# START OF Material

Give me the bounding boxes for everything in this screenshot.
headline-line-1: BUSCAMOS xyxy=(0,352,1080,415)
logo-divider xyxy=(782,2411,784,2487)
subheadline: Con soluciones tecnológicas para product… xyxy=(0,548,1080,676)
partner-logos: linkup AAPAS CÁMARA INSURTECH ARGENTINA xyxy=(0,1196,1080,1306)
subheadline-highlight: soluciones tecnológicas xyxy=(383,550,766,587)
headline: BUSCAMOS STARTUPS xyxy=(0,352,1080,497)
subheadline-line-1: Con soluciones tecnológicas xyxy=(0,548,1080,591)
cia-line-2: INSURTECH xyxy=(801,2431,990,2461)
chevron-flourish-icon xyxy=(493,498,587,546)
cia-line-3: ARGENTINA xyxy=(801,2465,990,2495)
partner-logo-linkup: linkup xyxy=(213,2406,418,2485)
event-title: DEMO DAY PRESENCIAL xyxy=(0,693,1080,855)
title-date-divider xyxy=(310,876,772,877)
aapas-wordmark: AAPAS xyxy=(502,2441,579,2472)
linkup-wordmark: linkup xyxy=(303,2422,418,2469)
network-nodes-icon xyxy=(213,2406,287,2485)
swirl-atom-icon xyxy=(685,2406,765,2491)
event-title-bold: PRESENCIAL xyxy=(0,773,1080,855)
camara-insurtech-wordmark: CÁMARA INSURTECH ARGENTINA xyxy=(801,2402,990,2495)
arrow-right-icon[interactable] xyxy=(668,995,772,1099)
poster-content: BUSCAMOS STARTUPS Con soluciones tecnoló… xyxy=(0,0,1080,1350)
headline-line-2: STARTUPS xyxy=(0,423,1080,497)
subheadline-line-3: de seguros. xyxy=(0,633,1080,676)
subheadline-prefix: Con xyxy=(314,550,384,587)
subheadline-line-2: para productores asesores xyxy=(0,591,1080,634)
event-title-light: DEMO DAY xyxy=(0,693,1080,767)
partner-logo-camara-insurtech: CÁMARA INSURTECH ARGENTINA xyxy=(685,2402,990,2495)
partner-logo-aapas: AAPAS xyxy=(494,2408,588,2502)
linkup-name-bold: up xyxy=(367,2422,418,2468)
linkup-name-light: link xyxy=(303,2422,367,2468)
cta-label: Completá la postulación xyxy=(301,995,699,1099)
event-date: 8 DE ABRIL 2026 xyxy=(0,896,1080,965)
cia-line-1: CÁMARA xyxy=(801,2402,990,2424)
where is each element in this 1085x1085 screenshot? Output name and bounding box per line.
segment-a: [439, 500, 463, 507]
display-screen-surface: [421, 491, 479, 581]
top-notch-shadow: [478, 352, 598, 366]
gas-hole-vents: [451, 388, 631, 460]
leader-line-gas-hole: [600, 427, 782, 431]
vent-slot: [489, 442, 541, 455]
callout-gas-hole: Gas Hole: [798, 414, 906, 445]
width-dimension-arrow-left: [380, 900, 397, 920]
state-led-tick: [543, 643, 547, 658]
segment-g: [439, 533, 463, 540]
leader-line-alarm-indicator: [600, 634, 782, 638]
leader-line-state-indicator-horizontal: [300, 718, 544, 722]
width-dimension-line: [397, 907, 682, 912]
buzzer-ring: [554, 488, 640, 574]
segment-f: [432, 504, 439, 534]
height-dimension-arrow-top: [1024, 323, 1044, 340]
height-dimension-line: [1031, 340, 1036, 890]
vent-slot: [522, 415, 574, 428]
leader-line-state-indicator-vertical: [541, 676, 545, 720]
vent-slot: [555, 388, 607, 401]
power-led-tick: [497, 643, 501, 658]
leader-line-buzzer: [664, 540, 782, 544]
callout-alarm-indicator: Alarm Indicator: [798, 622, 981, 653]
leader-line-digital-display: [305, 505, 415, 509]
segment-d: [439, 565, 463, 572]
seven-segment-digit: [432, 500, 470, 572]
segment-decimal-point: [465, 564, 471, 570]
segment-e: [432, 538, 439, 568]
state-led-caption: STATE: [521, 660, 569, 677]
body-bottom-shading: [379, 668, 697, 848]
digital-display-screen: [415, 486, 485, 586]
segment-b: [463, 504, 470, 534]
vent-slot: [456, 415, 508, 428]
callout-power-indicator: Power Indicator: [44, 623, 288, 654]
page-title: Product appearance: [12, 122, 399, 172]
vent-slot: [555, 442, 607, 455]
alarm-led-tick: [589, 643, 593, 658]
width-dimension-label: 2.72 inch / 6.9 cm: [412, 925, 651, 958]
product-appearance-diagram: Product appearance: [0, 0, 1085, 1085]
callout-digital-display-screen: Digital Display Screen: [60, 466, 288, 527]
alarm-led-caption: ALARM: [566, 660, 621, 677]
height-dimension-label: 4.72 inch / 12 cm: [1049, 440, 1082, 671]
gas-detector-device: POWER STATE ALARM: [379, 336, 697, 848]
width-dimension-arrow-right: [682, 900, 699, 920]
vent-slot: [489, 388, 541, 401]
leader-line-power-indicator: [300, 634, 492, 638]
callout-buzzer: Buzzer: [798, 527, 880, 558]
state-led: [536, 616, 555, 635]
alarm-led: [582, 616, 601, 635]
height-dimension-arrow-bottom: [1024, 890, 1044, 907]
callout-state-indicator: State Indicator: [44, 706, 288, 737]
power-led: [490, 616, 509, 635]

# END OF Material

Turn every line above into a numbered list, skipping any blank lines.

■ Answer to the task:
1. Give me the bounding boxes for everything in this screenshot.
2. headline-line-1: BUSCAMOS xyxy=(0,352,1080,415)
3. logo-divider xyxy=(782,2411,784,2487)
4. subheadline: Con soluciones tecnológicas para product… xyxy=(0,548,1080,676)
5. partner-logos: linkup AAPAS CÁMARA INSURTECH ARGENTINA xyxy=(0,1196,1080,1306)
6. subheadline-highlight: soluciones tecnológicas xyxy=(383,550,766,587)
7. headline: BUSCAMOS STARTUPS xyxy=(0,352,1080,497)
8. subheadline-line-1: Con soluciones tecnológicas xyxy=(0,548,1080,591)
9. cia-line-2: INSURTECH xyxy=(801,2431,990,2461)
10. chevron-flourish-icon xyxy=(493,498,587,546)
11. cia-line-3: ARGENTINA xyxy=(801,2465,990,2495)
12. partner-logo-linkup: linkup xyxy=(213,2406,418,2485)
13. event-title: DEMO DAY PRESENCIAL xyxy=(0,693,1080,855)
14. title-date-divider xyxy=(310,876,772,877)
15. aapas-wordmark: AAPAS xyxy=(502,2441,579,2472)
16. linkup-wordmark: linkup xyxy=(303,2422,418,2469)
17. network-nodes-icon xyxy=(213,2406,287,2485)
18. swirl-atom-icon xyxy=(685,2406,765,2491)
19. event-title-bold: PRESENCIAL xyxy=(0,773,1080,855)
20. camara-insurtech-wordmark: CÁMARA INSURTECH ARGENTINA xyxy=(801,2402,990,2495)
21. arrow-right-icon[interactable] xyxy=(668,995,772,1099)
22. poster-content: BUSCAMOS STARTUPS Con soluciones tecnoló… xyxy=(0,0,1080,1350)
23. headline-line-2: STARTUPS xyxy=(0,423,1080,497)
24. subheadline-line-3: de seguros. xyxy=(0,633,1080,676)
25. subheadline-prefix: Con xyxy=(314,550,384,587)
26. subheadline-line-2: para productores asesores xyxy=(0,591,1080,634)
27. event-title-light: DEMO DAY xyxy=(0,693,1080,767)
28. partner-logo-camara-insurtech: CÁMARA INSURTECH ARGENTINA xyxy=(685,2402,990,2495)
29. partner-logo-aapas: AAPAS xyxy=(494,2408,588,2502)
30. linkup-name-bold: up xyxy=(367,2422,418,2468)
31. linkup-name-light: link xyxy=(303,2422,367,2468)
32. cta-label: Completá la postulación xyxy=(301,995,699,1099)
33. event-date: 8 DE ABRIL 2026 xyxy=(0,896,1080,965)
34. cia-line-1: CÁMARA xyxy=(801,2402,990,2424)
35. where is each element in this 1085x1085 screenshot? Output name and bounding box per line.
36. segment-a: [439, 500, 463, 507]
37. display-screen-surface: [421, 491, 479, 581]
38. top-notch-shadow: [478, 352, 598, 366]
39. gas-hole-vents: [451, 388, 631, 460]
40. leader-line-gas-hole: [600, 427, 782, 431]
41. vent-slot: [489, 442, 541, 455]
42. callout-gas-hole: Gas Hole: [798, 414, 906, 445]
43. width-dimension-arrow-left: [380, 900, 397, 920]
44. state-led-tick: [543, 643, 547, 658]
45. segment-g: [439, 533, 463, 540]
46. leader-line-alarm-indicator: [600, 634, 782, 638]
47. leader-line-state-indicator-horizontal: [300, 718, 544, 722]
48. width-dimension-line: [397, 907, 682, 912]
49. buzzer-ring: [554, 488, 640, 574]
50. segment-f: [432, 504, 439, 534]
51. height-dimension-arrow-top: [1024, 323, 1044, 340]
52. height-dimension-line: [1031, 340, 1036, 890]
53. vent-slot: [522, 415, 574, 428]
54. leader-line-state-indicator-vertical: [541, 676, 545, 720]
55. vent-slot: [555, 388, 607, 401]
56. power-led-tick: [497, 643, 501, 658]
57. leader-line-buzzer: [664, 540, 782, 544]
58. callout-alarm-indicator: Alarm Indicator: [798, 622, 981, 653]
59. leader-line-digital-display: [305, 505, 415, 509]
60. segment-d: [439, 565, 463, 572]
61. seven-segment-digit: [432, 500, 470, 572]
62. segment-decimal-point: [465, 564, 471, 570]
63. segment-e: [432, 538, 439, 568]
64. state-led-caption: STATE: [521, 660, 569, 677]
65. body-bottom-shading: [379, 668, 697, 848]
66. digital-display-screen: [415, 486, 485, 586]
67. segment-b: [463, 504, 470, 534]
68. vent-slot: [456, 415, 508, 428]
69. callout-power-indicator: Power Indicator: [44, 623, 288, 654]
70. page-title: Product appearance: [12, 122, 399, 172]
71. vent-slot: [555, 442, 607, 455]
72. alarm-led-tick: [589, 643, 593, 658]
73. width-dimension-label: 2.72 inch / 6.9 cm: [412, 925, 651, 958]
74. product-appearance-diagram: Product appearance: [0, 0, 1085, 1085]
75. callout-digital-display-screen: Digital Display Screen: [60, 466, 288, 527]
76. alarm-led-caption: ALARM: [566, 660, 621, 677]
77. height-dimension-label: 4.72 inch / 12 cm: [1049, 440, 1082, 671]
78. gas-detector-device: POWER STATE ALARM: [379, 336, 697, 848]
79. width-dimension-arrow-right: [682, 900, 699, 920]
80. vent-slot: [489, 388, 541, 401]
81. leader-line-power-indicator: [300, 634, 492, 638]
82. callout-buzzer: Buzzer: [798, 527, 880, 558]
83. state-led: [536, 616, 555, 635]
84. alarm-led: [582, 616, 601, 635]
85. height-dimension-arrow-bottom: [1024, 890, 1044, 907]
86. callout-state-indicator: State Indicator: [44, 706, 288, 737]
87. power-led: [490, 616, 509, 635]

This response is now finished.